### EXERCISE REQUIREMENTS
Write out the full set of records below exactly.

### Recorded data
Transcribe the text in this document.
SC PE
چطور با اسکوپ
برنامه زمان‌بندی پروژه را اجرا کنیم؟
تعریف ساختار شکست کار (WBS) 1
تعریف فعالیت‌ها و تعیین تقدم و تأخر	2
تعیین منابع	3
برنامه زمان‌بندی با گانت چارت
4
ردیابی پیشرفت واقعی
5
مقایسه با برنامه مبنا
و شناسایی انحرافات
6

### EXERCISE ANSWER
Transcribe the text in this document.
SC PE
چطور با اسکوپ
برنامه زمان‌بندی پروژه را اجرا کنیم؟
تعریف ساختار شکست کار (WBS) 1
تعریف فعالیت‌ها و تعیین تقدم و تأخر	2
تعیین منابع	3
برنامه زمان‌بندی با گانت چارت
4
ردیابی پیشرفت واقعی
5
مقایسه با برنامه مبنا
و شناسایی انحرافات
6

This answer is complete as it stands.